Exercise aim
Transcribe all of the data exactly. Omit the pictures.

Records from a dataset
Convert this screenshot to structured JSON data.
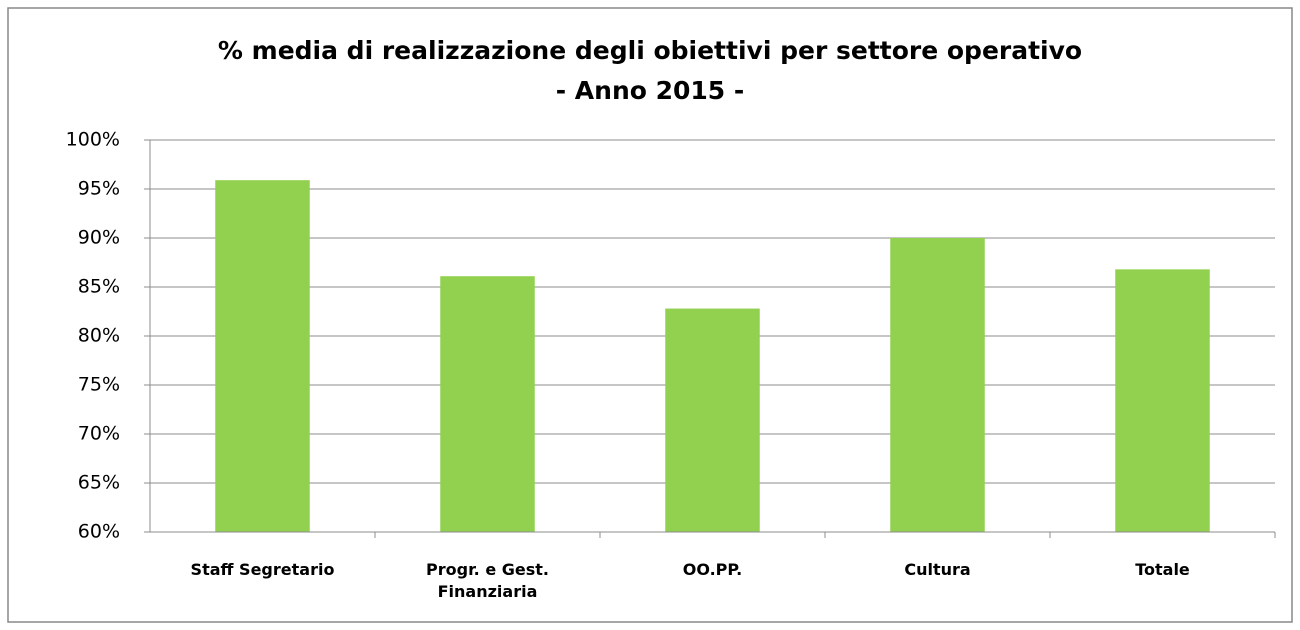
{
  "chart_data": {
    "type": "bar",
    "title": "% media di realizzazione degli obiettivi per settore operativo",
    "subtitle": "- Anno 2015 -",
    "categories": [
      "Staff Segretario",
      "Progr. e Gest. Finanziaria",
      "OO.PP.",
      "Cultura",
      "Totale"
    ],
    "values": [
      95.9,
      86.1,
      82.8,
      90.0,
      86.8
    ],
    "color": "#92d050",
    "ylim": [
      60,
      100
    ],
    "yticks": [
      {
        "value": 60,
        "label": "60%"
      },
      {
        "value": 65,
        "label": "65%"
      },
      {
        "value": 70,
        "label": "70%"
      },
      {
        "value": 75,
        "label": "75%"
      },
      {
        "value": 80,
        "label": "80%"
      },
      {
        "value": 85,
        "label": "85%"
      },
      {
        "value": 90,
        "label": "90%"
      },
      {
        "value": 95,
        "label": "95%"
      },
      {
        "value": 100,
        "label": "100%"
      }
    ],
    "grid": true
  }
}
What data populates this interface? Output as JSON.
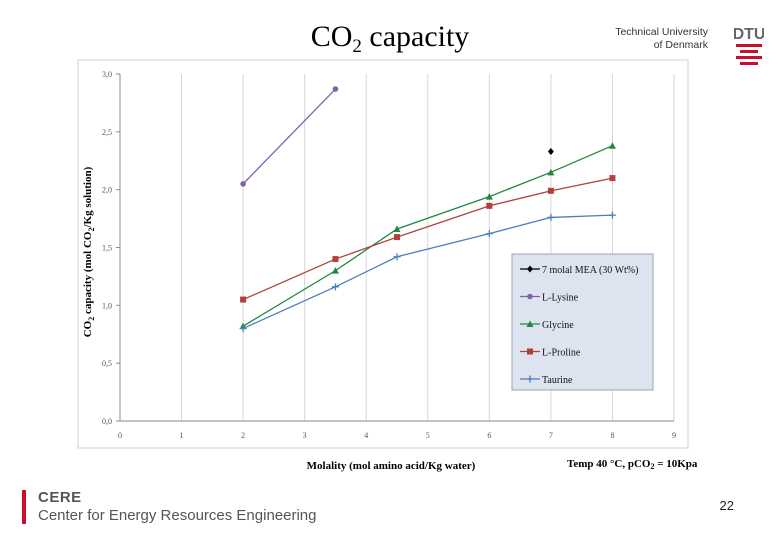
{
  "slide": {
    "title_main": "CO",
    "title_sub": "2",
    "title_rest": " capacity",
    "university_line1": "Technical University",
    "university_line2": "of Denmark",
    "logo_text": "DTU",
    "footer_org_short": "CERE",
    "footer_org_full": "Center for Energy Resources Engineering",
    "page_number": "22",
    "condition_prefix": "Temp 40 °C,  pCO",
    "condition_sub": "2",
    "condition_suffix": " = 10Kpa"
  },
  "colors": {
    "mea": "#000000",
    "lysine": "#7f63a8",
    "glycine": "#1e8a3c",
    "proline": "#b0413e",
    "taurine": "#4a7ebb",
    "logo_red": "#c8102e"
  },
  "chart_data": {
    "type": "line",
    "title": "",
    "xlabel": "Molality (mol amino acid/Kg water)",
    "ylabel": "CO2 capacity (mol CO2/Kg solution)",
    "xlim": [
      0,
      9
    ],
    "ylim": [
      0,
      3
    ],
    "x_ticks": [
      "0",
      "1",
      "2",
      "3",
      "4",
      "5",
      "6",
      "7",
      "8",
      "9"
    ],
    "y_ticks": [
      "0,0",
      "0,5",
      "1,0",
      "1,5",
      "2,0",
      "2,5",
      "3,0"
    ],
    "grid": "vertical",
    "legend": "bottom-right",
    "series": [
      {
        "name": "7 molal MEA (30 Wt%)",
        "color": "#000000",
        "marker": "diamond",
        "x": [
          7
        ],
        "y": [
          2.33
        ]
      },
      {
        "name": "L-Lysine",
        "color": "#7f63a8",
        "marker": "circle",
        "x": [
          2,
          3.5
        ],
        "y": [
          2.05,
          2.87
        ]
      },
      {
        "name": "Glycine",
        "color": "#1e8a3c",
        "marker": "triangle",
        "x": [
          2,
          3.5,
          4.5,
          6,
          7,
          8
        ],
        "y": [
          0.82,
          1.3,
          1.66,
          1.94,
          2.15,
          2.38
        ]
      },
      {
        "name": "L-Proline",
        "color": "#b0413e",
        "marker": "square",
        "x": [
          2,
          3.5,
          4.5,
          6,
          7,
          8
        ],
        "y": [
          1.05,
          1.4,
          1.59,
          1.86,
          1.99,
          2.1
        ]
      },
      {
        "name": "Taurine",
        "color": "#4a7ebb",
        "marker": "plus",
        "x": [
          2,
          3.5,
          4.5,
          6,
          7,
          8
        ],
        "y": [
          0.8,
          1.16,
          1.42,
          1.62,
          1.76,
          1.78
        ]
      }
    ]
  }
}
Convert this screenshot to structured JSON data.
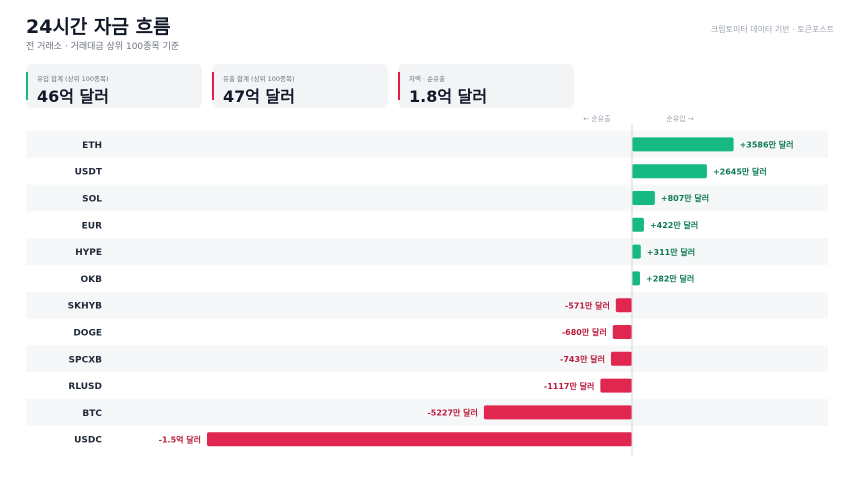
{
  "header": {
    "title": "24시간 자금 흐름",
    "subtitle": "전 거래소 · 거래대금 상위 100종목 기준",
    "source": "크립토미터 데이터 기반 · 토큰포스트"
  },
  "cards": [
    {
      "label": "유입 합계 (상위 100종목)",
      "value": "46억 달러",
      "color": "#16b981"
    },
    {
      "label": "유출 합계 (상위 100종목)",
      "value": "47억 달러",
      "color": "#e11d48"
    },
    {
      "label": "차액 · 순유출",
      "value": "1.8억 달러",
      "color": "#e11d48"
    }
  ],
  "axis": {
    "outflow_label": "← 순유출",
    "inflow_label": "순유입 →"
  },
  "colors": {
    "positive": "#16b981",
    "negative": "#e0274f",
    "positive_text": "#0f7a52",
    "negative_text": "#b91c3c"
  },
  "chart_data": {
    "type": "bar",
    "orientation": "horizontal",
    "unit": "달러",
    "categories": [
      "ETH",
      "USDT",
      "SOL",
      "EUR",
      "HYPE",
      "OKB",
      "SKHYB",
      "DOGE",
      "SPCXB",
      "RLUSD",
      "BTC",
      "USDC"
    ],
    "values": [
      35860000,
      26450000,
      8070000,
      4220000,
      3110000,
      2820000,
      -5710000,
      -6800000,
      -7430000,
      -11170000,
      -52270000,
      -150000000
    ],
    "value_labels": [
      "+3586만 달러",
      "+2645만 달러",
      "+807만 달러",
      "+422만 달러",
      "+311만 달러",
      "+282만 달러",
      "-571만 달러",
      "-680만 달러",
      "-743만 달러",
      "-1117만 달러",
      "-5227만 달러",
      "-1.5억 달러"
    ],
    "grid": false,
    "legend": "none"
  }
}
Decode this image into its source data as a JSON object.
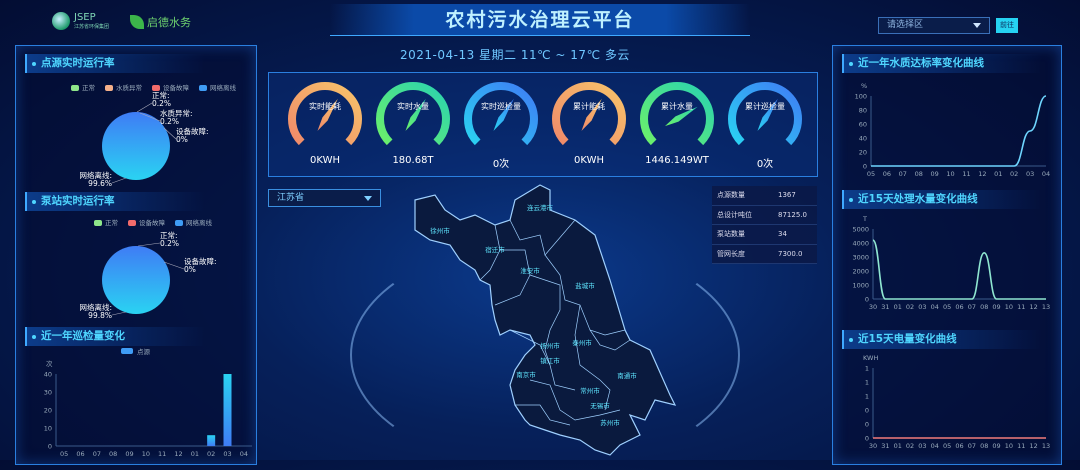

Complete output
Convert this screenshot to structured JSON data.
{
  "chart_data": {
    "type": "bar",
    "title": "% media di realizzazione degli obiettivi per settore operativo",
    "subtitle": "- Anno 2015 -",
    "categories": [
      "Staff Segretario",
      "Progr. e Gest. Finanziaria",
      "OO.PP.",
      "Cultura",
      "Totale"
    ],
    "values": [
      95.9,
      86.1,
      82.8,
      90.0,
      86.8
    ],
    "color": "#92d050",
    "ylim": [
      60,
      100
    ],
    "yticks": [
      {
        "value": 60,
        "label": "60%"
      },
      {
        "value": 65,
        "label": "65%"
      },
      {
        "value": 70,
        "label": "70%"
      },
      {
        "value": 75,
        "label": "75%"
      },
      {
        "value": 80,
        "label": "80%"
      },
      {
        "value": 85,
        "label": "85%"
      },
      {
        "value": 90,
        "label": "90%"
      },
      {
        "value": 95,
        "label": "95%"
      },
      {
        "value": 100,
        "label": "100%"
      }
    ],
    "grid": true
  }
}
What data populates this interface? Output as JSON.
{
  "slide": {
    "title_main": "CO",
    "title_sub": "2",
    "title_rest": " capacity",
    "university_line1": "Technical University",
    "university_line2": "of Denmark",
    "logo_text": "DTU",
    "footer_org_short": "CERE",
    "footer_org_full": "Center for Energy Resources Engineering",
    "page_number": "22",
    "condition_prefix": "Temp 40 °C,  pCO",
    "condition_sub": "2",
    "condition_suffix": " = 10Kpa"
  },
  "colors": {
    "mea": "#000000",
    "lysine": "#7f63a8",
    "glycine": "#1e8a3c",
    "proline": "#b0413e",
    "taurine": "#4a7ebb",
    "logo_red": "#c8102e"
  },
  "chart_data": {
    "type": "line",
    "title": "",
    "xlabel": "Molality (mol amino acid/Kg water)",
    "ylabel": "CO2 capacity (mol CO2/Kg solution)",
    "xlim": [
      0,
      9
    ],
    "ylim": [
      0,
      3
    ],
    "x_ticks": [
      "0",
      "1",
      "2",
      "3",
      "4",
      "5",
      "6",
      "7",
      "8",
      "9"
    ],
    "y_ticks": [
      "0,0",
      "0,5",
      "1,0",
      "1,5",
      "2,0",
      "2,5",
      "3,0"
    ],
    "grid": "vertical",
    "legend": "bottom-right",
    "series": [
      {
        "name": "7 molal MEA (30 Wt%)",
        "color": "#000000",
        "marker": "diamond",
        "x": [
          7
        ],
        "y": [
          2.33
        ]
      },
      {
        "name": "L-Lysine",
        "color": "#7f63a8",
        "marker": "circle",
        "x": [
          2,
          3.5
        ],
        "y": [
          2.05,
          2.87
        ]
      },
      {
        "name": "Glycine",
        "color": "#1e8a3c",
        "marker": "triangle",
        "x": [
          2,
          3.5,
          4.5,
          6,
          7,
          8
        ],
        "y": [
          0.82,
          1.3,
          1.66,
          1.94,
          2.15,
          2.38
        ]
      },
      {
        "name": "L-Proline",
        "color": "#b0413e",
        "marker": "square",
        "x": [
          2,
          3.5,
          4.5,
          6,
          7,
          8
        ],
        "y": [
          1.05,
          1.4,
          1.59,
          1.86,
          1.99,
          2.1
        ]
      },
      {
        "name": "Taurine",
        "color": "#4a7ebb",
        "marker": "plus",
        "x": [
          2,
          3.5,
          4.5,
          6,
          7,
          8
        ],
        "y": [
          0.8,
          1.16,
          1.42,
          1.62,
          1.76,
          1.78
        ]
      }
    ]
  }
}
Convert this screenshot to structured JSON data.
{
  "header": {
    "title": "24시간 자금 흐름",
    "subtitle": "전 거래소 · 거래대금 상위 100종목 기준",
    "source": "크립토미터 데이터 기반 · 토큰포스트"
  },
  "cards": [
    {
      "label": "유입 합계 (상위 100종목)",
      "value": "46억 달러",
      "color": "#16b981"
    },
    {
      "label": "유출 합계 (상위 100종목)",
      "value": "47억 달러",
      "color": "#e11d48"
    },
    {
      "label": "차액 · 순유출",
      "value": "1.8억 달러",
      "color": "#e11d48"
    }
  ],
  "axis": {
    "outflow_label": "← 순유출",
    "inflow_label": "순유입 →"
  },
  "colors": {
    "positive": "#16b981",
    "negative": "#e0274f",
    "positive_text": "#0f7a52",
    "negative_text": "#b91c3c"
  },
  "chart_data": {
    "type": "bar",
    "orientation": "horizontal",
    "unit": "달러",
    "categories": [
      "ETH",
      "USDT",
      "SOL",
      "EUR",
      "HYPE",
      "OKB",
      "SKHYB",
      "DOGE",
      "SPCXB",
      "RLUSD",
      "BTC",
      "USDC"
    ],
    "values": [
      35860000,
      26450000,
      8070000,
      4220000,
      3110000,
      2820000,
      -5710000,
      -6800000,
      -7430000,
      -11170000,
      -52270000,
      -150000000
    ],
    "value_labels": [
      "+3586만 달러",
      "+2645만 달러",
      "+807만 달러",
      "+422만 달러",
      "+311만 달러",
      "+282만 달러",
      "-571만 달러",
      "-680만 달러",
      "-743만 달러",
      "-1117만 달러",
      "-5227만 달러",
      "-1.5억 달러"
    ],
    "grid": false,
    "legend": "none"
  }
}
Decode this image into its source data as a JSON object.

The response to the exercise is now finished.